OBJECTIVE:
Work out the number of lines in the records that include the word "Resume"; reply with that number alone.

(Dataset rows)
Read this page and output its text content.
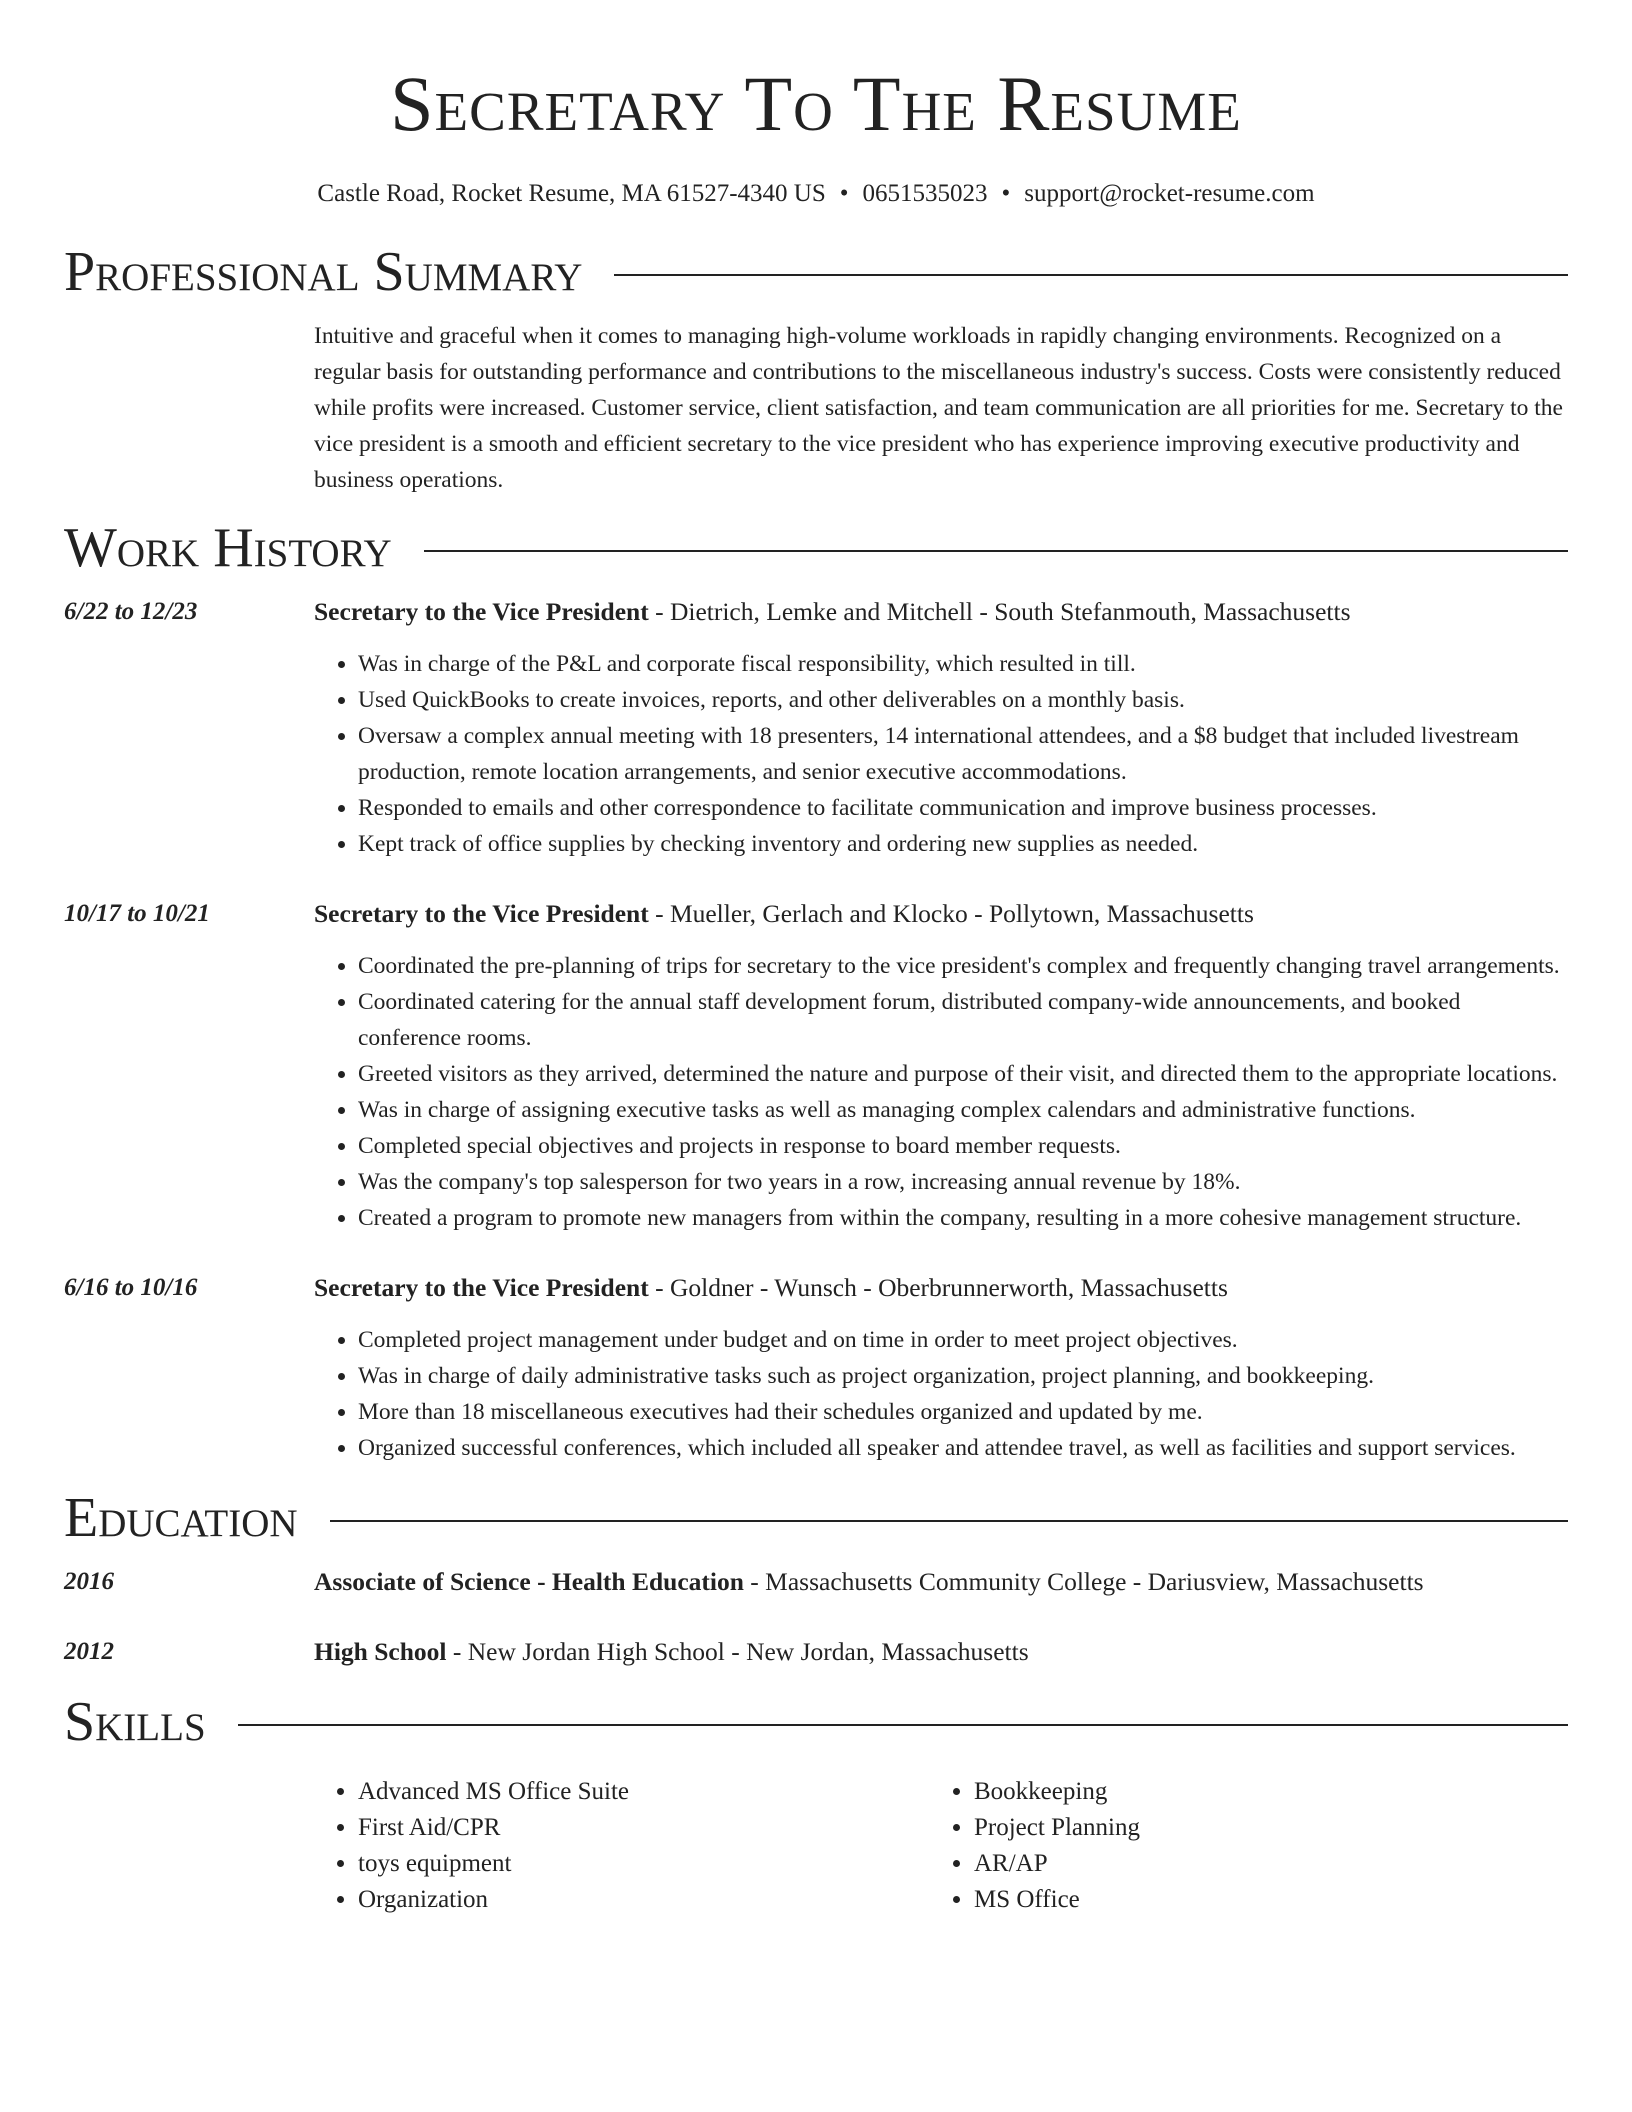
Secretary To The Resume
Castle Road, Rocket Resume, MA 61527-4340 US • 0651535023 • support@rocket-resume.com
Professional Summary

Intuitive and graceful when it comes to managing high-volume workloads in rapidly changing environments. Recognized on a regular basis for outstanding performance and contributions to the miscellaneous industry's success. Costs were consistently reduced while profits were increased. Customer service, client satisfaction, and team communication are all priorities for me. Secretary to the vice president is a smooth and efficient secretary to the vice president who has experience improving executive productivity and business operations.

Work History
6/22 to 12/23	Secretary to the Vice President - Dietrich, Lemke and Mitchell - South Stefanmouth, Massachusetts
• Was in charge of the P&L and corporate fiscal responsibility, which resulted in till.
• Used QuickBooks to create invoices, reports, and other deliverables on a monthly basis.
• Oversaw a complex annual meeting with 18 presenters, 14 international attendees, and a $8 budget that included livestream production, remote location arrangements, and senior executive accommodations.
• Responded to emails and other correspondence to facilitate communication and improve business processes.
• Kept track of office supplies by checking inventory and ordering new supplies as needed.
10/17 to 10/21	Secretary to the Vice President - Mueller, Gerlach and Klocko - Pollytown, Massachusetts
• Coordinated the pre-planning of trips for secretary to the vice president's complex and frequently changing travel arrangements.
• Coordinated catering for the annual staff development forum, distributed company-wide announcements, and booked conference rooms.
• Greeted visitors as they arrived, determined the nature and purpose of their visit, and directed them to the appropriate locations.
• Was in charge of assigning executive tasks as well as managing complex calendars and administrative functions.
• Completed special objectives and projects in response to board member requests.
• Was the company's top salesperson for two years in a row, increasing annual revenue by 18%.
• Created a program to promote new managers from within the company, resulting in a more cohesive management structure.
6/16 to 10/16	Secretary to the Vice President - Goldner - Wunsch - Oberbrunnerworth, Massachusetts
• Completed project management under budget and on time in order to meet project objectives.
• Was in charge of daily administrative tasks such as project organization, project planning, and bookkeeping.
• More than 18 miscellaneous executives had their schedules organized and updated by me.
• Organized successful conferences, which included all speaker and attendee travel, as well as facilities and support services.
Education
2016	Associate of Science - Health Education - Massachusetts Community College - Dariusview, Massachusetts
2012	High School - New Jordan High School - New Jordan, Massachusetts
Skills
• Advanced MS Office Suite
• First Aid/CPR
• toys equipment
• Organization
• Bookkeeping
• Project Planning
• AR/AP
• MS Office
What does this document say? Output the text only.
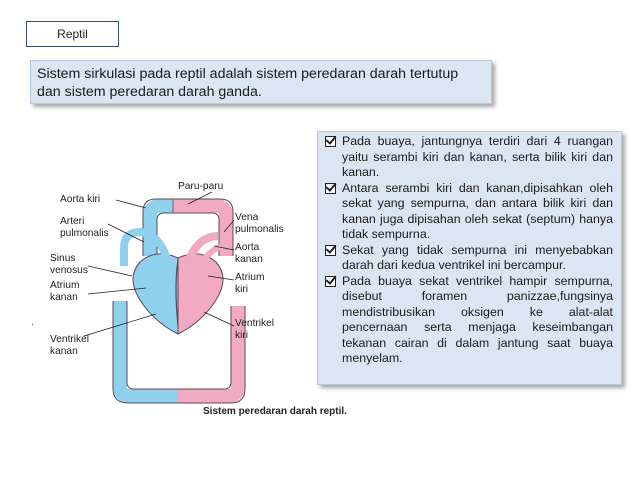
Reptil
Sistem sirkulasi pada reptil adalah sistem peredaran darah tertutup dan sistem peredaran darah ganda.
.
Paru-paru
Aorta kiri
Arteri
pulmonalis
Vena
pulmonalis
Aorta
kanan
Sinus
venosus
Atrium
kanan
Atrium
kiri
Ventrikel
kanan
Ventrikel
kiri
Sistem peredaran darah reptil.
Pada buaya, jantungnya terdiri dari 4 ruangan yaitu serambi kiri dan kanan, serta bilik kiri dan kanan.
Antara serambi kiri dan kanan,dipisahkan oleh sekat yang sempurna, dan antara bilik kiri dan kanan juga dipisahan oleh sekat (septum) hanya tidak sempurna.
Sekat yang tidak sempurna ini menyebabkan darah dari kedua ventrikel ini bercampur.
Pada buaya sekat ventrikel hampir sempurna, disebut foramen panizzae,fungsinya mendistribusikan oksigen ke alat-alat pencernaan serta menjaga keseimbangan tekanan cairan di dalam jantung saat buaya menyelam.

FINISHED ANSWER:
2